* Written request A
List every figure that the Victory Day text below gives for the number of people who died, stating for each whose deaths it counts.
* Written request B
State whether each statement agrees with the Victory Day text below, answering yes or no and quoting the words of the text that decide it:
(i) Evgeny Dering was killed on the Dnieper River in October 1943.
(ii) Regina and her children settled in a convent in Leningrad.
(iii) Most of the people the Soviet Union lost during the war were soldiers and officers.

May 9 is a special holiday for Russians, and the great attention we pay to this date often seems unusual to people from other countries and cultures. Indeed, to say that “for Russians, the Second World War ended yesterday,” it is not far from the truth. 

Evgeny Dering was a veterinarian who treated horses. He lived in St. Petersburg, which was then called Leningrad. On June 22, 1941, he went off to war. Before he left, he asked his wife Regina to take their children – two daughters and a son just born in April – and leave for the depths of Russia. As it turned out, this request saved their lives. A few days later, Regina took her children to the village of Makarevo, in the Nizhny Novgorod oblast (then Gorky), and settled in a 15th century convent that had been set up as a shelter for refugees like her. More than 600,000 Leningrad residents died of hunger during the great siege of the city. Regina survived, as did all her children, but she never saw her husband again. In October of 1943, Evgeny Dering was killed by artillery shelling at a small marshy bridgehead on the Dnieper River… 

For Russians, Victory Day is literally a celebration of victory over death – one in which everyone was involved. Almost every family has a story about what their ancestors did during the war. These stories vary greatly, but they are almost always dramatic. Many have tales about people who died. The Soviet Union lost more than 27 million people during the war. About 12 million were soldiers and officers, while the rest were civilians who died at the hands of the Nazis during the fighting or from hunger. By the time Berlin had been taken and Adolf Hitler had committed suicide in his bunker in 1945, the USSR was a country where almost everyone mourned someone. A person who had lost ‘only’ friends was considered lucky.

* Supplied data
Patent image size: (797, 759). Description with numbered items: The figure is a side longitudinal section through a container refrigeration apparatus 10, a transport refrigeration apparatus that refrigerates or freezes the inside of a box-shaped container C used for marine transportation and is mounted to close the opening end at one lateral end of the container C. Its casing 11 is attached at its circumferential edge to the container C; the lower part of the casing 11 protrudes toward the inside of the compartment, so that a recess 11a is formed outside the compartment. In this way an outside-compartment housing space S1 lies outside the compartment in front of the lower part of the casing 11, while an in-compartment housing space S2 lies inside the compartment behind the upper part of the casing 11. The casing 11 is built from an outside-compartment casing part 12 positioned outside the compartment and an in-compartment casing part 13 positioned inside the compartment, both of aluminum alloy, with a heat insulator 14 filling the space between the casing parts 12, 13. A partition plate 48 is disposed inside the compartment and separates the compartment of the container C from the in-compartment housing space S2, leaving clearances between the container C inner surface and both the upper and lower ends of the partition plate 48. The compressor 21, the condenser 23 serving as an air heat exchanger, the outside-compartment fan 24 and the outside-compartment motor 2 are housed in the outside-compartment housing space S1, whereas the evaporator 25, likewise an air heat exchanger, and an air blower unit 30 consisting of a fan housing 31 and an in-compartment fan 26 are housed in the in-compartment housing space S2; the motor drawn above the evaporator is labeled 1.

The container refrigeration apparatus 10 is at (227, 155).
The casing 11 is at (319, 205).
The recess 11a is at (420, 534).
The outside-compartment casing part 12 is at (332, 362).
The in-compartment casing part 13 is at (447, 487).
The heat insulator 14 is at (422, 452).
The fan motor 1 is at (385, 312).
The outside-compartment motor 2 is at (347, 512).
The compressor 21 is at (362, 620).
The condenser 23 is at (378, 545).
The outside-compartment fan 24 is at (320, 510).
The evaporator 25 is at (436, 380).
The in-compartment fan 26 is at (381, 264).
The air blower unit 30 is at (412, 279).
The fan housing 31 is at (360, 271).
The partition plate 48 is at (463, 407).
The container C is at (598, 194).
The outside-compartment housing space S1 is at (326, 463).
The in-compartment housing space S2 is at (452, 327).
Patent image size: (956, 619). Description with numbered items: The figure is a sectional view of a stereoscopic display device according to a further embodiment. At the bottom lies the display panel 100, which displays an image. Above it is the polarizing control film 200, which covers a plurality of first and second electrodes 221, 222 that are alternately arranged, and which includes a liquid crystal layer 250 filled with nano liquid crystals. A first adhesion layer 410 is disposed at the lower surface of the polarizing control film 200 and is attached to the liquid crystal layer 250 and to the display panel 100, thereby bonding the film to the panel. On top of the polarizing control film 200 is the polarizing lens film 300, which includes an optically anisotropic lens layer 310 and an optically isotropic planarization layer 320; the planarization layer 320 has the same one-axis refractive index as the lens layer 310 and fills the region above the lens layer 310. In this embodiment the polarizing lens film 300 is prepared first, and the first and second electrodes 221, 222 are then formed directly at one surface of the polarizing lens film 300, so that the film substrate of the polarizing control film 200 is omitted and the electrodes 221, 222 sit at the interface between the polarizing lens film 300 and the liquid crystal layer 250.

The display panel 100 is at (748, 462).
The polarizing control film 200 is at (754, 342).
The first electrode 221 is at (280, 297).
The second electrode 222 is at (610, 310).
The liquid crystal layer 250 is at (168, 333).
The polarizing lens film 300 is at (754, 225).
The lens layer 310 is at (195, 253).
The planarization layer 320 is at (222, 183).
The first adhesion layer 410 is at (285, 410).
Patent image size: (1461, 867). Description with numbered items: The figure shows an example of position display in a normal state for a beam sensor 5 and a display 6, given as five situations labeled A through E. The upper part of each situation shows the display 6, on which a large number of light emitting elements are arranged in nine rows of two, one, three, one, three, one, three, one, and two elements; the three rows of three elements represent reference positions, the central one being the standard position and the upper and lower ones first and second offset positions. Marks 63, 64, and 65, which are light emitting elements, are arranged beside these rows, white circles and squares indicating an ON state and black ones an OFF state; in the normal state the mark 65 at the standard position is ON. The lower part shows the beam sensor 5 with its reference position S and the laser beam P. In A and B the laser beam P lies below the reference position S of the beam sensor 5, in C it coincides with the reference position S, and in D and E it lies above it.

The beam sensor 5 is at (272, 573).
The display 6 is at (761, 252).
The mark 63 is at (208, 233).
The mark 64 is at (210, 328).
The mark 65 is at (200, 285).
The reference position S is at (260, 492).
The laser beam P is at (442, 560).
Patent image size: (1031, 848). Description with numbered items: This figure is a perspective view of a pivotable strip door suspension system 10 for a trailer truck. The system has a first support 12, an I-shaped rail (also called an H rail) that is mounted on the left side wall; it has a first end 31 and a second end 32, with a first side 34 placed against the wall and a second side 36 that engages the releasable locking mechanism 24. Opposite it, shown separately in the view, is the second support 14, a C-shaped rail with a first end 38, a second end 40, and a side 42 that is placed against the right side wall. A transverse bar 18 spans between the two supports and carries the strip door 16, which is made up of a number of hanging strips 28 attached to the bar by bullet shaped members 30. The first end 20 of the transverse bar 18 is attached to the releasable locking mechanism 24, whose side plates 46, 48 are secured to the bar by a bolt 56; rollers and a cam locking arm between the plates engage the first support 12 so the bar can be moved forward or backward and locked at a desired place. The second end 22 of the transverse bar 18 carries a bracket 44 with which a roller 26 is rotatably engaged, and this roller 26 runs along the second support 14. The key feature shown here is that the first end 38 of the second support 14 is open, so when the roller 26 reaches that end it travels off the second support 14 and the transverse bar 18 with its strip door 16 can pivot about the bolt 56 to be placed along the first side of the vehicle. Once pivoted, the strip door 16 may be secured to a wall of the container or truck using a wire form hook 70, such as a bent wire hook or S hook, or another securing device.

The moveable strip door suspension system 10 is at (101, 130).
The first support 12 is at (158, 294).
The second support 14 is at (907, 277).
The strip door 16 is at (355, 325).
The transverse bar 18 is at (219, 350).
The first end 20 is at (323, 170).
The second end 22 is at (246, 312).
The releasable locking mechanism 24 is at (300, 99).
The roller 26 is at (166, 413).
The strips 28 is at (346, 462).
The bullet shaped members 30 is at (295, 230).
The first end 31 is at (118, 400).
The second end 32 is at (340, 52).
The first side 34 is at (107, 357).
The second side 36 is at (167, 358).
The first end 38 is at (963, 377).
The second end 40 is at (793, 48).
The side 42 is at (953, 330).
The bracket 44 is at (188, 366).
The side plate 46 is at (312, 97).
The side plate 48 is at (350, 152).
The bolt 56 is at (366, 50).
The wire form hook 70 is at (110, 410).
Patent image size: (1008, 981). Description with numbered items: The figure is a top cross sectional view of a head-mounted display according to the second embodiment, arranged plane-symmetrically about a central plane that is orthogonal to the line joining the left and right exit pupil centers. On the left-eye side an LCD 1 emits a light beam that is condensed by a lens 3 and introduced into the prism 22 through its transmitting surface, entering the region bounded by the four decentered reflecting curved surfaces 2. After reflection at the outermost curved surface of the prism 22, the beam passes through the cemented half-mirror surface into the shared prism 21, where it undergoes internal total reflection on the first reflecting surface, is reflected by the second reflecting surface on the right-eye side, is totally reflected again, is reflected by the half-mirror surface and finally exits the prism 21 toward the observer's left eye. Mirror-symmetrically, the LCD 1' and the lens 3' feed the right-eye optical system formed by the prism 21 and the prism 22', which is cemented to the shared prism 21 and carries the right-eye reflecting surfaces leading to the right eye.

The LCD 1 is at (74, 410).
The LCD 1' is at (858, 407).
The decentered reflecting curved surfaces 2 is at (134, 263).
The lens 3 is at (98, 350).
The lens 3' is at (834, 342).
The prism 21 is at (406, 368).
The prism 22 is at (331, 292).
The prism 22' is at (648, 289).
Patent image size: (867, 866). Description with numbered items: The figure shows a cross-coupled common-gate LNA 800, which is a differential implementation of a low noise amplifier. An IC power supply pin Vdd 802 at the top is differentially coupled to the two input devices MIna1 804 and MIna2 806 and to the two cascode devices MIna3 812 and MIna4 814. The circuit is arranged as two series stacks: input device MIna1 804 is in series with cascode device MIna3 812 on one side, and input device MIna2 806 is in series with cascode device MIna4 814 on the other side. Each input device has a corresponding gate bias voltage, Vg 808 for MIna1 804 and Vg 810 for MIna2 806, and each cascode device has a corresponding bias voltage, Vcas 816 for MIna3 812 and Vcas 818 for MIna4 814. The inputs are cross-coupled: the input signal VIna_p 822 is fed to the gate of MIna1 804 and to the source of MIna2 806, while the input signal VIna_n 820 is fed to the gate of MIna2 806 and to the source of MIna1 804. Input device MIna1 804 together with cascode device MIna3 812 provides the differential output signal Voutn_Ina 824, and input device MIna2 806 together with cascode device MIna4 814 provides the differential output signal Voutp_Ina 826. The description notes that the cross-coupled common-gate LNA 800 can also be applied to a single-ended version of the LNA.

* Task output A
- More than 600,000: Leningrad residents who died of hunger during the great siege of the city
- More than 27 million: people the Soviet Union lost during the war
- About 12 million: soldiers and officers among those losses

* Task output B
(i) Yes: "In October of 1943, Evgeny Dering was killed by artillery shelling at a small marshy bridgehead on the Dnieper River"
(ii) No: "Regina took her children to the village of Makarevo, in the Nizhny Novgorod oblast (then Gorky), and settled in a 15th century convent"
(iii) No: "The Soviet Union lost more than 27 million people during the war. About 12 million were soldiers and officers, while the rest were civilians"